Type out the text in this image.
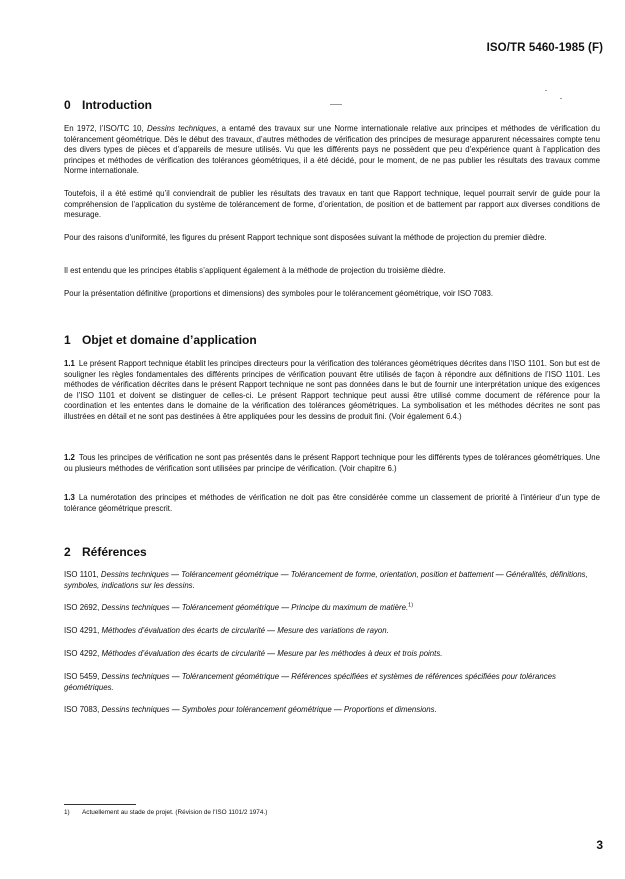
ISO/TR 5460-1985 (F)
0 Introduction

En 1972, l’ISO/TC 10, Dessins techniques, a entamé des travaux sur une Norme internationale relative aux principes et méthodes de vérification du tolérancement géométrique. Dès le début des travaux, d’autres méthodes de vérification des principes de mesurage apparurent nécessaires compte tenu des divers types de pièces et d’appareils de mesure utilisés. Vu que les différents pays ne possèdent que peu d’expérience quant à l’application des principes et méthodes de vérification des tolérances géométriques, il a été décidé, pour le moment, de ne pas publier les résultats des travaux comme Norme internationale.

Toutefois, il a été estimé qu’il conviendrait de publier les résultats des travaux en tant que Rapport technique, lequel pourrait servir de guide pour la compréhension de l’application du système de tolérancement de forme, d’orientation, de position et de battement par rapport aux diverses conditions de mesurage.

Pour des raisons d’uniformité, les figures du présent Rapport technique sont disposées suivant la méthode de projection du premier dièdre.

Il est entendu que les principes établis s’appliquent également à la méthode de projection du troisième dièdre.

Pour la présentation définitive (proportions et dimensions) des symboles pour le tolérancement géométrique, voir ISO 7083.

1 Objet et domaine d’application

1.1 Le présent Rapport technique établit les principes directeurs pour la vérification des tolérances géométriques décrites dans l’ISO 1101. Son but est de souligner les règles fondamentales des différents principes de vérification pouvant être utilisés de façon à répondre aux définitions de l’ISO 1101. Les méthodes de vérification décrites dans le présent Rapport technique ne sont pas données dans le but de fournir une interprétation unique des exigences de l’ISO 1101 et doivent se distinguer de celles-ci. Le présent Rapport technique peut aussi être utilisé comme document de référence pour la coordination et les ententes dans le domaine de la vérification des tolérances géométriques. La symbolisation et les méthodes décrites ne sont pas illustrées en détail et ne sont pas destinées à être appliquées pour les dessins de produit fini. (Voir également 6.4.)

1.2 Tous les principes de vérification ne sont pas présentés dans le présent Rapport technique pour les différents types de tolérances géométriques. Une ou plusieurs méthodes de vérification sont utilisées par principe de vérification. (Voir chapitre 6.)

1.3 La numérotation des principes et méthodes de vérification ne doit pas être considérée comme un classement de priorité à l’intérieur d’un type de tolérance géométrique prescrit.

2 Références

ISO 1101, Dessins techniques — Tolérancement géométrique — Tolérancement de forme, orientation, position et battement — Généralités, définitions, symboles, indications sur les dessins.

ISO 2692, Dessins techniques — Tolérancement géométrique — Principe du maximum de matière.$^{1)}$

ISO 4291, Méthodes d’évaluation des écarts de circularité — Mesure des variations de rayon.

ISO 4292, Méthodes d’évaluation des écarts de circularité — Mesure par les méthodes à deux et trois points.

ISO 5459, Dessins techniques — Tolérancement géométrique — Références spécifiées et systèmes de références spécifiées pour tolérances géométriques.

ISO 7083, Dessins techniques — Symboles pour tolérancement géométrique — Proportions et dimensions.

1) Actuellement au stade de projet. (Révision de l’ISO 1101/2 1974.)

3
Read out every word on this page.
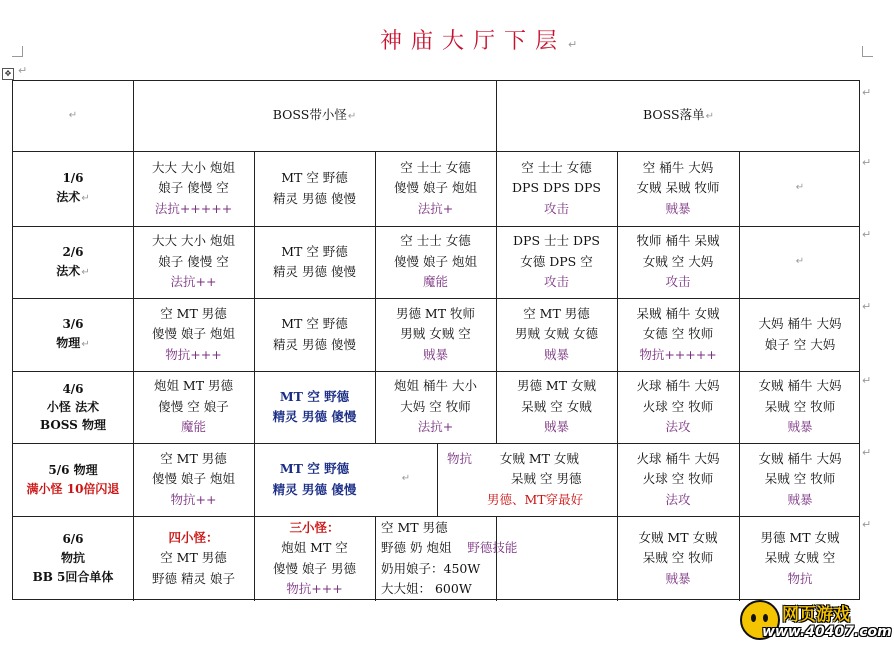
神庙大厅下层 ↵
✥ ↵
↵	BOSS带小怪↵	BOSS落单↵
1/6
法术↵
大大 大小 炮姐
娘子 傻慢 空
法抗+++++
MT 空 野德
精灵 男德 傻慢
空 士士 女德
傻慢 娘子 炮姐
法抗+
空 士士 女德
DPS DPS DPS
攻击
空 桶牛 大妈
女贼 呆贼 牧师
贼暴
↵
2/6
法术↵
大大 大小 炮姐
娘子 傻慢 空
法抗++
MT 空 野德
精灵 男德 傻慢
空 士士 女德
傻慢 娘子 炮姐
魔能
DPS 士士 DPS
女德 DPS 空
攻击
牧师 桶牛 呆贼
女贼 空 大妈
攻击
↵
3/6
物理↵
空 MT 男德
傻慢 娘子 炮姐
物抗+++
MT 空 野德
精灵 男德 傻慢
男德 MT 牧师
男贼 女贼 空
贼暴
空 MT 男德
男贼 女贼 女德
贼暴
呆贼 桶牛 女贼
女德 空 牧师
物抗+++++
大妈 桶牛 大妈
娘子 空 大妈
4/6
小怪 法术
BOSS 物理
炮姐 MT 男德
傻慢 空 娘子
魔能
MT 空 野德
精灵 男德 傻慢
炮姐 桶牛 大小
大妈 空 牧师
法抗+
男德 MT 女贼
呆贼 空 女贼
贼暴
火球 桶牛 大妈
火球 空 牧师
法攻
女贼 桶牛 大妈
呆贼 空 牧师
贼暴
5/6 物理
满小怪 10倍闪退
空 MT 男德
傻慢 娘子 炮姐
物抗++
MT 空 野德
精灵 男德 傻慢
↵
物抗 女贼 MT 女贼
呆贼 空 男德
男德、MT穿最好
火球 桶牛 大妈
火球 空 牧师
法攻
女贼 桶牛 大妈
呆贼 空 牧师
贼暴
6/6
物抗
BB 5回合单体
四小怪：
空 MT 男德
野德 精灵 娘子
三小怪：
炮姐 MT 空
傻慢 娘子 男德
物抗+++
空 MT 男德
野德 奶 炮姐 野德技能
奶用娘子：450W
大大姐： 600W
女贼 MT 女贼
呆贼 空 牧师
贼暴
男德 MT 女贼
呆贼 女贼 空
物抗
↵
↵
↵
↵
↵
↵
↵
网页游戏
www.40407.com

> [EXERCISE TASK]: Quote the material word for word, dropping any images it holds.

> [RESULT OF THE TASK]:
Type out the text in this image.
ISO/TR 5460-1985 (F)
0 Introduction

En 1972, l’ISO/TC 10, Dessins techniques, a entamé des travaux sur une Norme internationale relative aux principes et méthodes de vérification du tolérancement géométrique. Dès le début des travaux, d’autres méthodes de vérification des principes de mesurage apparurent nécessaires compte tenu des divers types de pièces et d’appareils de mesure utilisés. Vu que les différents pays ne possèdent que peu d’expérience quant à l’application des principes et méthodes de vérification des tolérances géométriques, il a été décidé, pour le moment, de ne pas publier les résultats des travaux comme Norme internationale.

Toutefois, il a été estimé qu’il conviendrait de publier les résultats des travaux en tant que Rapport technique, lequel pourrait servir de guide pour la compréhension de l’application du système de tolérancement de forme, d’orientation, de position et de battement par rapport aux diverses conditions de mesurage.

Pour des raisons d’uniformité, les figures du présent Rapport technique sont disposées suivant la méthode de projection du premier dièdre.

Il est entendu que les principes établis s’appliquent également à la méthode de projection du troisième dièdre.

Pour la présentation définitive (proportions et dimensions) des symboles pour le tolérancement géométrique, voir ISO 7083.

1 Objet et domaine d’application

1.1 Le présent Rapport technique établit les principes directeurs pour la vérification des tolérances géométriques décrites dans l’ISO 1101. Son but est de souligner les règles fondamentales des différents principes de vérification pouvant être utilisés de façon à répondre aux définitions de l’ISO 1101. Les méthodes de vérification décrites dans le présent Rapport technique ne sont pas données dans le but de fournir une interprétation unique des exigences de l’ISO 1101 et doivent se distinguer de celles-ci. Le présent Rapport technique peut aussi être utilisé comme document de référence pour la coordination et les ententes dans le domaine de la vérification des tolérances géométriques. La symbolisation et les méthodes décrites ne sont pas illustrées en détail et ne sont pas destinées à être appliquées pour les dessins de produit fini. (Voir également 6.4.)

1.2 Tous les principes de vérification ne sont pas présentés dans le présent Rapport technique pour les différents types de tolérances géométriques. Une ou plusieurs méthodes de vérification sont utilisées par principe de vérification. (Voir chapitre 6.)

1.3 La numérotation des principes et méthodes de vérification ne doit pas être considérée comme un classement de priorité à l’intérieur d’un type de tolérance géométrique prescrit.

2 Références

ISO 1101, Dessins techniques — Tolérancement géométrique — Tolérancement de forme, orientation, position et battement — Généralités, définitions, symboles, indications sur les dessins.

ISO 2692, Dessins techniques — Tolérancement géométrique — Principe du maximum de matière.$^{1)}$

ISO 4291, Méthodes d’évaluation des écarts de circularité — Mesure des variations de rayon.

ISO 4292, Méthodes d’évaluation des écarts de circularité — Mesure par les méthodes à deux et trois points.

ISO 5459, Dessins techniques — Tolérancement géométrique — Références spécifiées et systèmes de références spécifiées pour tolérances géométriques.

ISO 7083, Dessins techniques — Symboles pour tolérancement géométrique — Proportions et dimensions.

1) Actuellement au stade de projet. (Révision de l’ISO 1101/2 1974.)

3
Read out every word on this page.
神庙大厅下层 ↵
✥ ↵
↵	BOSS带小怪↵	BOSS落单↵
1/6
法术↵
大大 大小 炮姐
娘子 傻慢 空
法抗+++++
MT 空 野德
精灵 男德 傻慢
空 士士 女德
傻慢 娘子 炮姐
法抗+
空 士士 女德
DPS DPS DPS
攻击
空 桶牛 大妈
女贼 呆贼 牧师
贼暴
↵
2/6
法术↵
大大 大小 炮姐
娘子 傻慢 空
法抗++
MT 空 野德
精灵 男德 傻慢
空 士士 女德
傻慢 娘子 炮姐
魔能
DPS 士士 DPS
女德 DPS 空
攻击
牧师 桶牛 呆贼
女贼 空 大妈
攻击
↵
3/6
物理↵
空 MT 男德
傻慢 娘子 炮姐
物抗+++
MT 空 野德
精灵 男德 傻慢
男德 MT 牧师
男贼 女贼 空
贼暴
空 MT 男德
男贼 女贼 女德
贼暴
呆贼 桶牛 女贼
女德 空 牧师
物抗+++++
大妈 桶牛 大妈
娘子 空 大妈
4/6
小怪 法术
BOSS 物理
炮姐 MT 男德
傻慢 空 娘子
魔能
MT 空 野德
精灵 男德 傻慢
炮姐 桶牛 大小
大妈 空 牧师
法抗+
男德 MT 女贼
呆贼 空 女贼
贼暴
火球 桶牛 大妈
火球 空 牧师
法攻
女贼 桶牛 大妈
呆贼 空 牧师
贼暴
5/6 物理
满小怪 10倍闪退
空 MT 男德
傻慢 娘子 炮姐
物抗++
MT 空 野德
精灵 男德 傻慢
↵
物抗 女贼 MT 女贼
呆贼 空 男德
男德、MT穿最好
火球 桶牛 大妈
火球 空 牧师
法攻
女贼 桶牛 大妈
呆贼 空 牧师
贼暴
6/6
物抗
BB 5回合单体
四小怪：
空 MT 男德
野德 精灵 娘子
三小怪：
炮姐 MT 空
傻慢 娘子 男德
物抗+++
空 MT 男德
野德 奶 炮姐 野德技能
奶用娘子：450W
大大姐： 600W
女贼 MT 女贼
呆贼 空 牧师
贼暴
男德 MT 女贼
呆贼 女贼 空
物抗
↵
↵
↵
↵
↵
↵
↵
网页游戏
www.40407.com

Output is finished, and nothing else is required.